◆ **WORK TO COMPLETE**:
Sort through the entries below and pull out lines containing the word "xUPNPd".

◆ **EXTRACTED DATA**:
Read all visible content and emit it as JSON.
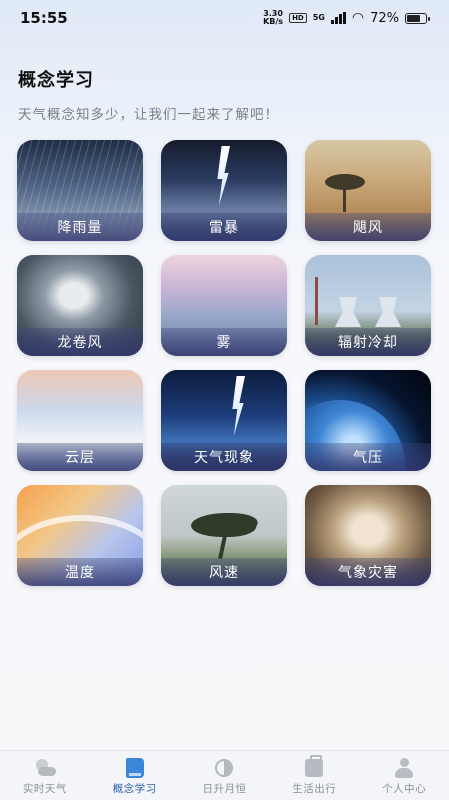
{
  "status_bar": {
    "time": "15:55",
    "net_speed_value": "3.30",
    "net_speed_unit": "KB/s",
    "hd_label": "HD",
    "network_label": "5G",
    "battery_percent": "72%",
    "battery_level": 0.72
  },
  "page": {
    "title": "概念学习",
    "subtitle": "天气概念知多少，让我们一起来了解吧！"
  },
  "cards": [
    {
      "label": "降雨量",
      "icon": "rain-image"
    },
    {
      "label": "雷暴",
      "icon": "thunderstorm-image"
    },
    {
      "label": "飓风",
      "icon": "hurricane-image"
    },
    {
      "label": "龙卷风",
      "icon": "tornado-image"
    },
    {
      "label": "雾",
      "icon": "fog-image"
    },
    {
      "label": "辐射冷却",
      "icon": "radiative-cooling-image"
    },
    {
      "label": "云层",
      "icon": "cloud-layer-image"
    },
    {
      "label": "天气现象",
      "icon": "weather-phenomena-image"
    },
    {
      "label": "气压",
      "icon": "air-pressure-image"
    },
    {
      "label": "温度",
      "icon": "temperature-image"
    },
    {
      "label": "风速",
      "icon": "wind-speed-image"
    },
    {
      "label": "气象灾害",
      "icon": "meteorological-disaster-image"
    }
  ],
  "tab_bar": {
    "active_index": 1,
    "tabs": [
      {
        "label": "实时天气",
        "icon": "sun-cloud-icon"
      },
      {
        "label": "概念学习",
        "icon": "book-icon"
      },
      {
        "label": "日升月恒",
        "icon": "moon-icon"
      },
      {
        "label": "生活出行",
        "icon": "luggage-icon"
      },
      {
        "label": "个人中心",
        "icon": "person-icon"
      }
    ]
  },
  "colors": {
    "active_tab": "#2c5fa8",
    "inactive_tab": "#8c9097",
    "card_label_bg": "#323770"
  }
}
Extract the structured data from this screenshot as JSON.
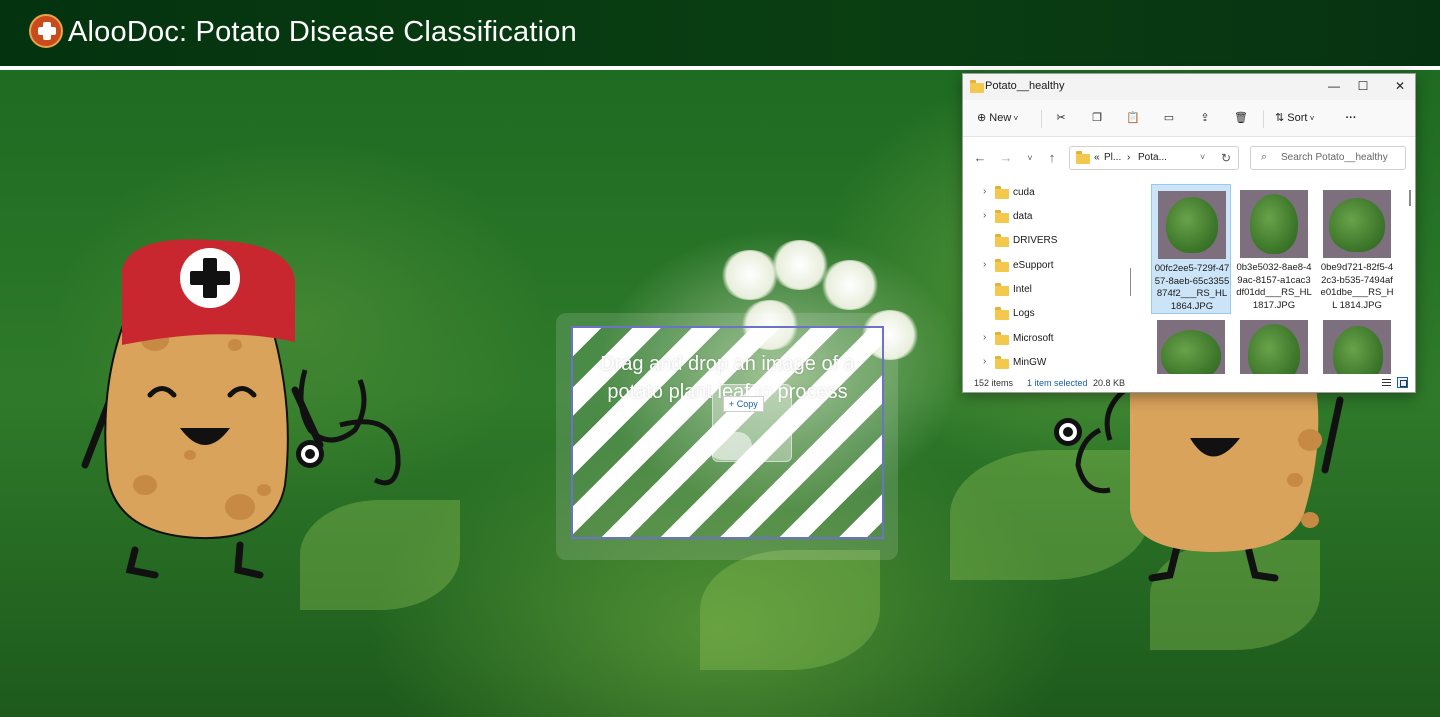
{
  "app": {
    "title": "AlooDoc: Potato Disease Classification"
  },
  "dropzone": {
    "text": "Drag and drop an image of a potato plant leaf to process",
    "drag_label": "Copy"
  },
  "explorer": {
    "window_title": "Potato__healthy",
    "toolbar": {
      "new_label": "New",
      "sort_label": "Sort",
      "more_label": "···"
    },
    "address": {
      "prefix": "«",
      "part1": "Pl...",
      "separator": "›",
      "part2": "Pota..."
    },
    "search_placeholder": "Search Potato__healthy",
    "tree": [
      {
        "label": "cuda",
        "expandable": true
      },
      {
        "label": "data",
        "expandable": true
      },
      {
        "label": "DRIVERS",
        "expandable": false
      },
      {
        "label": "eSupport",
        "expandable": true
      },
      {
        "label": "Intel",
        "expandable": false
      },
      {
        "label": "Logs",
        "expandable": false
      },
      {
        "label": "Microsoft",
        "expandable": true
      },
      {
        "label": "MinGW",
        "expandable": true
      }
    ],
    "files": [
      {
        "name": "00fc2ee5-729f-4757-8aeb-65c3355874f2___RS_HL 1864.JPG",
        "selected": true
      },
      {
        "name": "0b3e5032-8ae8-49ac-8157-a1cac3df01dd___RS_HL 1817.JPG",
        "selected": false
      },
      {
        "name": "0be9d721-82f5-42c3-b535-7494afe01dbe___RS_HL 1814.JPG",
        "selected": false
      },
      {
        "name": "",
        "selected": false
      },
      {
        "name": "",
        "selected": false
      },
      {
        "name": "",
        "selected": false
      }
    ],
    "status": {
      "count": "152 items",
      "selection": "1 item selected",
      "size": "20.8 KB"
    }
  },
  "colors": {
    "header_bg": "#04330f",
    "dropzone_border": "#6b72c7",
    "selection": "#cce4f7",
    "potato_body": "#d9a35b",
    "cap_red": "#c8272f"
  }
}
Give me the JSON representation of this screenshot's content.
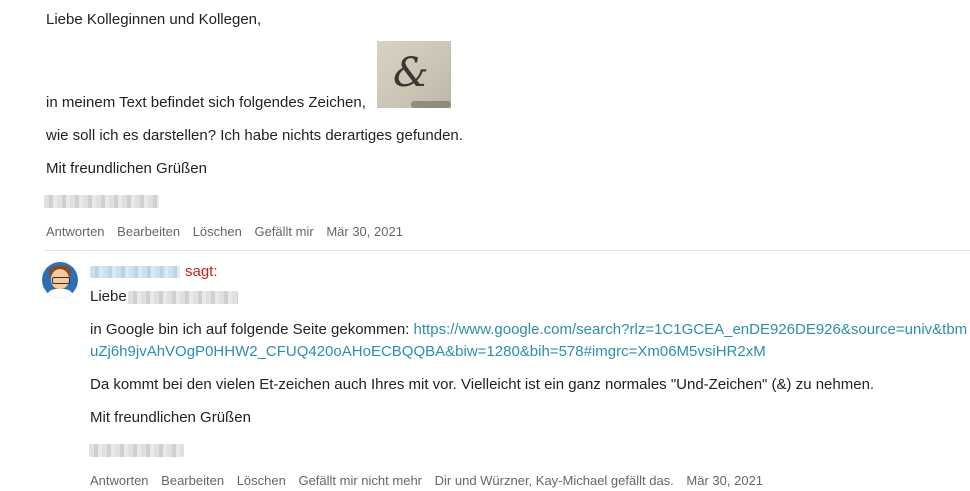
{
  "post": {
    "greeting": "Liebe Kolleginnen und Kollegen,",
    "line_text": "in meinem Text befindet sich folgendes Zeichen,",
    "question": "wie soll ich es darstellen? Ich habe nichts derartiges gefunden.",
    "closing": "Mit freundlichen Grüßen",
    "actions": {
      "reply": "Antworten",
      "edit": "Bearbeiten",
      "delete": "Löschen",
      "like": "Gefällt mir",
      "date": "Mär 30, 2021"
    }
  },
  "reply": {
    "said": "sagt:",
    "greeting": "Liebe",
    "intro": "in Google bin ich auf folgende Seite gekommen: ",
    "link_line1": "https://www.google.com/search?rlz=1C1GCEA_enDE926DE926&source=univ&tbm",
    "link_line2": "uZj6h9jvAhVOgP0HHW2_CFUQ420oAHoECBQQBA&biw=1280&bih=578#imgrc=Xm06M5vsiHR2xM",
    "body": "Da kommt bei den vielen Et-zeichen auch Ihres mit vor. Vielleicht ist ein ganz normales \"Und-Zeichen\" (&) zu nehmen.",
    "closing": "Mit freundlichen Grüßen",
    "actions": {
      "reply": "Antworten",
      "edit": "Bearbeiten",
      "delete": "Löschen",
      "unlike": "Gefällt mir nicht mehr",
      "likes_info": "Dir und Würzner, Kay-Michael gefällt das.",
      "date": "Mär 30, 2021"
    }
  },
  "colors": {
    "author_name": "#c4221b",
    "link": "#2a8fa8",
    "action_text": "#666666"
  },
  "icons": {
    "avatar": "user-avatar-icon"
  }
}
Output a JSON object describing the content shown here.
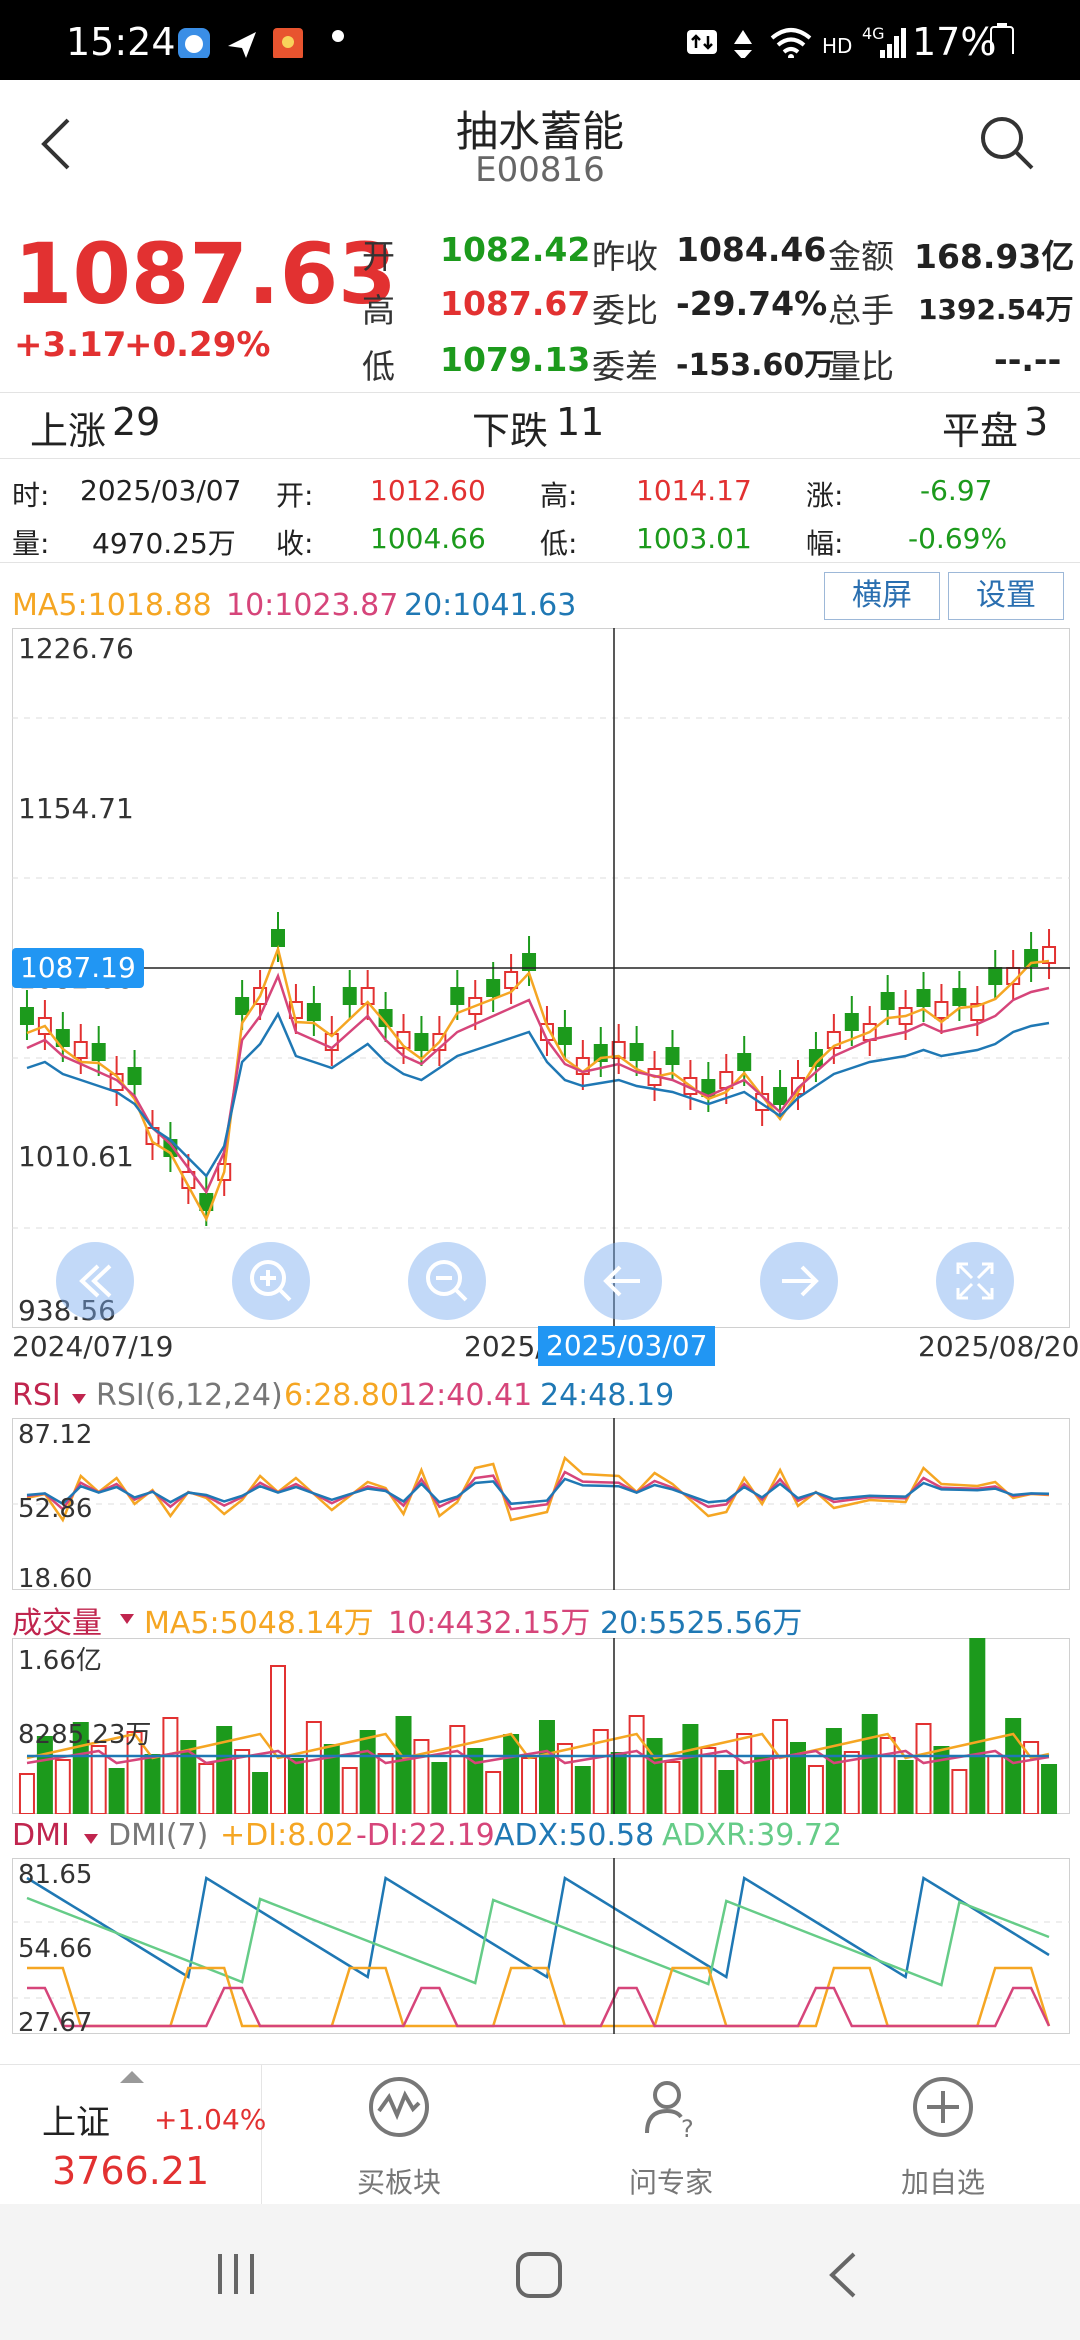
{
  "status_bar": {
    "time": "15:24",
    "network": "HD",
    "signal": "4G",
    "battery": "17%"
  },
  "header": {
    "title": "抽水蓄能",
    "code": "E00816"
  },
  "quote": {
    "price": "1087.63",
    "change": "+3.17",
    "change_pct": "+0.29%",
    "open_label": "开",
    "open": "1082.42",
    "high_label": "高",
    "high": "1087.67",
    "low_label": "低",
    "low": "1079.13",
    "prev_close_label": "昨收",
    "prev_close": "1084.46",
    "commit_ratio_label": "委比",
    "commit_ratio": "-29.74%",
    "commit_diff_label": "委差",
    "commit_diff": "-153.60万",
    "amount_label": "金额",
    "amount": "168.93亿",
    "volume_label": "总手",
    "volume": "1392.54万",
    "vol_ratio_label": "量比",
    "vol_ratio": "--.--"
  },
  "breadth": {
    "up_label": "上涨",
    "up": "29",
    "down_label": "下跌",
    "down": "11",
    "flat_label": "平盘",
    "flat": "3"
  },
  "crosshair_info": {
    "time_label": "时:",
    "time": "2025/03/07",
    "open_label": "开:",
    "open": "1012.60",
    "high_label": "高:",
    "high": "1014.17",
    "chg_label": "涨:",
    "chg": "-6.97",
    "vol_label": "量:",
    "vol": "4970.25万",
    "close_label": "收:",
    "close": "1004.66",
    "low_label": "低:",
    "low": "1003.01",
    "pct_label": "幅:",
    "pct": "-0.69%"
  },
  "ma_legend": {
    "ma5": "MA5:1018.88",
    "ma10": "10:1023.87",
    "ma20": "20:1041.63"
  },
  "buttons": {
    "landscape": "横屏",
    "settings": "设置"
  },
  "kline": {
    "y_ticks": [
      "1226.76",
      "1154.71",
      "1082.66",
      "1010.61",
      "938.56"
    ],
    "price_tag": "1087.19",
    "x_start": "2024/07/19",
    "x_mid": "2025/",
    "x_cursor": "2025/03/07",
    "x_end": "2025/08/20"
  },
  "rsi": {
    "name": "RSI",
    "params": "RSI(6,12,24)",
    "v6": "6:28.80",
    "v12": "12:40.41",
    "v24": "24:48.19",
    "ticks": [
      "87.12",
      "52.86",
      "18.60"
    ]
  },
  "vol_panel": {
    "name": "成交量",
    "ma5": "MA5:5048.14万",
    "ma10": "10:4432.15万",
    "ma20": "20:5525.56万",
    "ticks": [
      "1.66亿",
      "8285.23万"
    ]
  },
  "dmi": {
    "name": "DMI",
    "params": "DMI(7)",
    "pdi": "+DI:8.02",
    "mdi": "-DI:22.19",
    "adx": "ADX:50.58",
    "adxr": "ADXR:39.72",
    "ticks": [
      "81.65",
      "54.66",
      "27.67"
    ]
  },
  "bottom_nav": {
    "index_name": "上证",
    "index_pct": "+1.04%",
    "index_value": "3766.21",
    "items": [
      {
        "label": "买板块",
        "icon": "chart-wave-icon"
      },
      {
        "label": "问专家",
        "icon": "expert-icon"
      },
      {
        "label": "加自选",
        "icon": "add-circle-icon"
      }
    ]
  },
  "colors": {
    "up": "#e23131",
    "down": "#1c9a1c",
    "ma5": "#f5a623",
    "ma10": "#d6457a",
    "ma20": "#1f78b4",
    "adxr": "#66cc88"
  }
}
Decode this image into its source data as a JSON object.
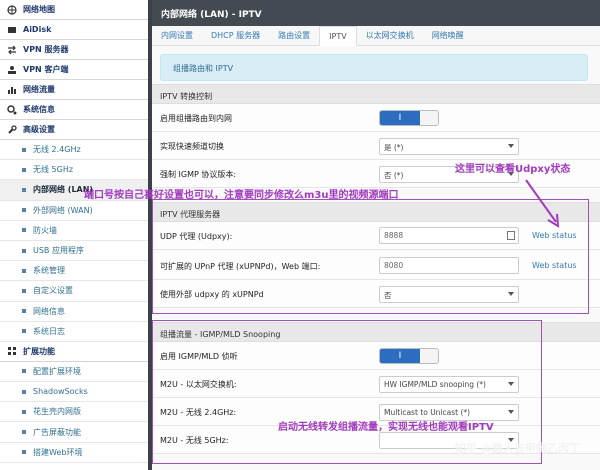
{
  "sidebar": {
    "top_items": [
      {
        "label": "网络地图",
        "icon": "globe-icon"
      },
      {
        "label": "AiDisk",
        "icon": "disk-icon"
      },
      {
        "label": "VPN 服务器",
        "icon": "swap-icon"
      },
      {
        "label": "VPN 客户端",
        "icon": "vpn-client-icon"
      },
      {
        "label": "网络流量",
        "icon": "chart-icon"
      },
      {
        "label": "系统信息",
        "icon": "gears-icon"
      },
      {
        "label": "高级设置",
        "icon": "wrench-icon"
      }
    ],
    "advanced_sub": [
      {
        "label": "无线 2.4GHz"
      },
      {
        "label": "无线 5GHz"
      },
      {
        "label": "内部网络 (LAN)",
        "current": true
      },
      {
        "label": "外部网络 (WAN)"
      },
      {
        "label": "防火墙"
      },
      {
        "label": "USB 应用程序"
      },
      {
        "label": "系统管理"
      },
      {
        "label": "自定义设置"
      },
      {
        "label": "网络信息"
      },
      {
        "label": "系统日志"
      }
    ],
    "ext_group": {
      "label": "扩展功能",
      "icon": "grid-icon"
    },
    "ext_sub": [
      {
        "label": "配置扩展环境"
      },
      {
        "label": "ShadowSocks"
      },
      {
        "label": "花生壳内网版"
      },
      {
        "label": "广告屏蔽功能"
      },
      {
        "label": "搭建Web环境"
      }
    ]
  },
  "header": {
    "title": "内部网络 (LAN) - IPTV"
  },
  "tabs": [
    {
      "label": "内网设置"
    },
    {
      "label": "DHCP 服务器"
    },
    {
      "label": "路由设置"
    },
    {
      "label": "IPTV",
      "active": true
    },
    {
      "label": "以太网交换机"
    },
    {
      "label": "网络唤醒"
    }
  ],
  "info": {
    "text": "组播路由和 IPTV"
  },
  "iptv_control": {
    "title": "IPTV 转换控制",
    "enable_multicast": {
      "label": "启用组播路由到内网",
      "state": "I"
    },
    "fast_switch": {
      "label": "实现快速频道切换",
      "value": "是 (*)"
    },
    "igmp_version": {
      "label": "强制 IGMP 协议版本:",
      "value": "否 (*)"
    }
  },
  "iptv_proxy": {
    "title": "IPTV 代理服务器",
    "udp_proxy": {
      "label": "UDP 代理 (Udpxy):",
      "value": "8888",
      "link": "Web status"
    },
    "upnp_proxy": {
      "label": "可扩展的 UPnP 代理 (xUPNPd)，Web 端口:",
      "value": "8080",
      "link": "Web status"
    },
    "ext_udpxy": {
      "label": "使用外部 udpxy 的 xUPNPd",
      "value": "否"
    }
  },
  "multicast": {
    "title": "组播流量 - IGMP/MLD Snooping",
    "igmp_snoop": {
      "label": "启用 IGMP/MLD 侦听",
      "state": "I"
    },
    "m2u_eth": {
      "label": "M2U - 以太网交换机:",
      "value": "HW IGMP/MLD snooping (*)"
    },
    "m2u_24": {
      "label": "M2U - 无线 2.4GHz:",
      "value": "Multicast to Unicast (*)"
    },
    "m2u_5": {
      "label": "M2U - 无线 5GHz:",
      "value": ""
    }
  },
  "annotations": {
    "udpxy_status": "这里可以查看Udpxy状态",
    "port_note": "端口号按自己喜好设置也可以，注意要同步修改么m3u里的视频源端口",
    "wifi_note": "启动无线转发组播流量，实现无线也能观看IPTV",
    "color": "#a23bbf"
  },
  "watermark": "知乎 @路人去甲剩乙丙丁"
}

◆ **FINISHED TASK**:
      "label": "可扩展的 UPnP 代理 (xUPNPd)，Web 端口:",
      "label": "使用外部 udpxy 的 xUPNPd",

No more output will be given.